• _What this exercise asks_:
1 > In the article on laws against distracted walking, what fine would Carl Kruger's 2007 proposal have imposed for using electronics in intersections?
2 > Extend the article on laws against distracted walking, picking up after its final paragraph.

• _Excerpted text_:
<<<<
Officials Keep Trying, and Failing, to Outlaw Distracted Walking

A proposed bill in Hawaii is the latest in a doomed line of legislative attempts to deal with pedestrians on their cell phones.

 

EILLIE ANZILOTTI @eillieanzi Feb 15, 2016 4 Comments

Image Lori Foxworth/Flickr

Lori Foxworth/Flickr

You’d be hard-pressed to find anyone who’d say that texting and walking mix well.

 

New York’s (sadly fictitious) Department of Pedestrian Etiquette listed “walking with your face in a map or mobile device,” among its violations. Beyond the annoyance factor, it’s a health risk: 2010 data show that at least 1,500 people a year wound up in the emergency room after taking to the streets on their phones. The Pew Research Center has found that 53 percent of adult cell phone users have bumped into something as a result of distracted walking. And if you still don’t see the hazard, consider the La Crescenta, California, man who nearly texted himself straight into a bear.

 

Yet people keep doing it. And when common sense fails, the law steps in. Or, at least, tries to.

 

A bill introduced in the Hawaii House of Representatives at the end of January would ban pedestrians from crossing a street, road, or highway while using a mobile electronic device. The House Committee on Transportation deferred the bill on Wednesday, bringing to mind a similar ban proposed by the Honolulu City Council in 2011, which never reached approval.

 

Legislative attempts to curtail pedestrian cellphone use do not have very successful track record. Carl Kruger, a former state senator from New York, introduced a proposal in 2007 that would have barred the use of electronics in intersections at the risk of a $100 fine. “Government has an obligation to protect its citizenry,” he said. The bill failed.

 

Similarly, a 2011 Arkansas proposal to outlaw wearing headphones in both ears while walking went nowhere. (Studies have shown that, relative to texting, music isn’t even that great of a distraction.) Jimmy Jeffres, the senator behind the bill, knew it wouldn’t pass but introduced it anyway to raise awareness of the issue. "You might not get the full effect of the Boston Symphony Orchestra with one ear,” he told the Associated Press, “but you at least will be aware of your surroundings."
>>>>
• _Dataset entries_:
<<<<
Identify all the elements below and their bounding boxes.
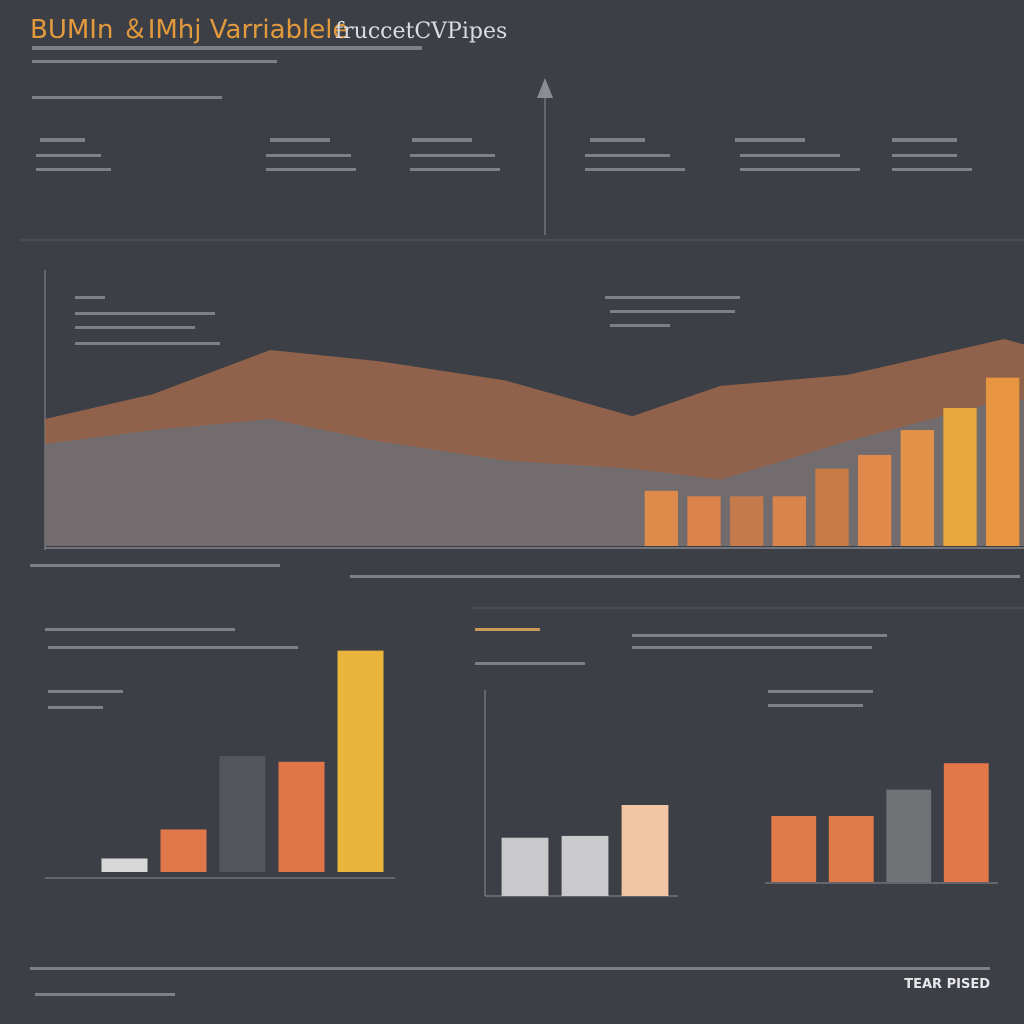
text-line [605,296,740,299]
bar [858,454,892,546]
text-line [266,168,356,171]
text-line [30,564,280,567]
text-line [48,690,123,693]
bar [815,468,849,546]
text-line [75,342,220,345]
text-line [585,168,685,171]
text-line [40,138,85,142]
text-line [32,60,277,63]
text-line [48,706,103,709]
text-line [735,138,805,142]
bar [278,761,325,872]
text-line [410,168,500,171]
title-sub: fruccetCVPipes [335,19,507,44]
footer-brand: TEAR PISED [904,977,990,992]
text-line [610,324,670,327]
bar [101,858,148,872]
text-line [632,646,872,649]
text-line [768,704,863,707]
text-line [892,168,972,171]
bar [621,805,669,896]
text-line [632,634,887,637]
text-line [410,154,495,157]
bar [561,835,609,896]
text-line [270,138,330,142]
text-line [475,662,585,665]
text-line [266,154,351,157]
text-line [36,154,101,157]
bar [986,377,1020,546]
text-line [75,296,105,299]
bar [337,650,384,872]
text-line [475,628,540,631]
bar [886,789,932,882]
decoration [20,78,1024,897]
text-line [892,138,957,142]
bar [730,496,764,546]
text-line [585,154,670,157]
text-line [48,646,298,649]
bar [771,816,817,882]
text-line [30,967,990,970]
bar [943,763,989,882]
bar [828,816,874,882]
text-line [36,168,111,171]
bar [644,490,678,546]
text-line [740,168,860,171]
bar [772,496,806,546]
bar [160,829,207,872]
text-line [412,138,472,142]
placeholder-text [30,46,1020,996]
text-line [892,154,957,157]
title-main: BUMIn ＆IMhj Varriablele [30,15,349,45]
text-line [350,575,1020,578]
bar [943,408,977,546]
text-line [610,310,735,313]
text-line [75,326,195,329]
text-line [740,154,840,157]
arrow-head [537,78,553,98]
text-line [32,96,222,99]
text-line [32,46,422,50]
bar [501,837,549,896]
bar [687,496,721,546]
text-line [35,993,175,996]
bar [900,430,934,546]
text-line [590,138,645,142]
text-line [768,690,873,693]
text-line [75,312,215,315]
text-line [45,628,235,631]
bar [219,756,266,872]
>>>>
<<<<
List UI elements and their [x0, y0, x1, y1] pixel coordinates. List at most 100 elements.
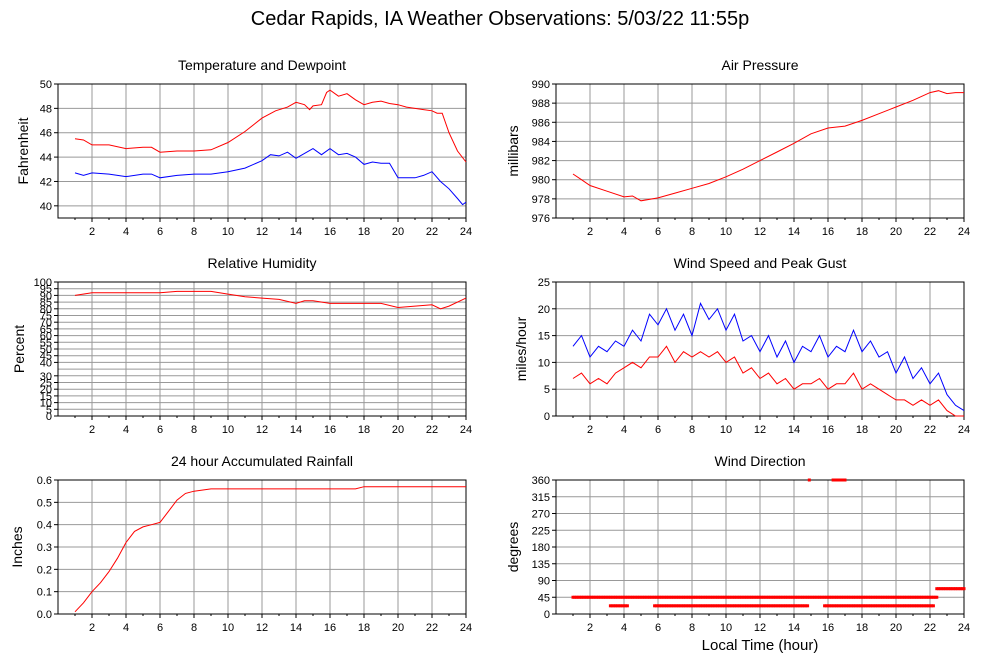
>>>>
• _Answers by task_:
1 > A $100 fine.

2 >
Those lackluster outcomes didn’t stop the Utah Transit Authority from trying to slap a $50 fee on pedestrians using their phones, headphones, and other devices while crossing Salt Lake City’s light rail tracks in 2012. But the ordinance never became statewide law. Craig Frank, a Republican representative who opposed the bill, said at the time: “I never thought the government needed to cite me for using my cellphone in a reasonable manner.”

 

 

(AP Photo/Ben Margot)

Distracted driving laws have had a considerably easier time making it through the legislature; 46 states ban texting and 14 ban hand-held phone use entirely. But attempts to monitor how people conduct themselves while walking (or, for that matter, riding a bike) frustrate safety advocates who view pedestrians and cyclists as the most vulnerable city street users. Numerous states have proposed public awareness campaigns to direct pedestrian attention away from their phone screens and back toward their livelihoods; California’s 2014 campaign implores: “Stay Alert. Stay Alive.”

 

Some researchers have become doubtful that such campaigns can work. Corey Basch of William Patterson University, co-author of a recent report on pedestrian distractedness at five Manhattan intersection, found that “Don’t Walk” signs failed to affect those distracted by their devices; nearly half of observed walkers who crossed against the light were looking at their phones, putting them at a greater risk, she said, than those who were paying attention to their surroundings.

 

Consequently, she’s not sure pedestrians would heed—let alone notice—additional signage encouraging them to watch out for themselves. “The urgency to always be in touch and the fear of missing out on something has grown so strong I'm not even sure they're aware of how dangerous it is," Basch told NJ.com.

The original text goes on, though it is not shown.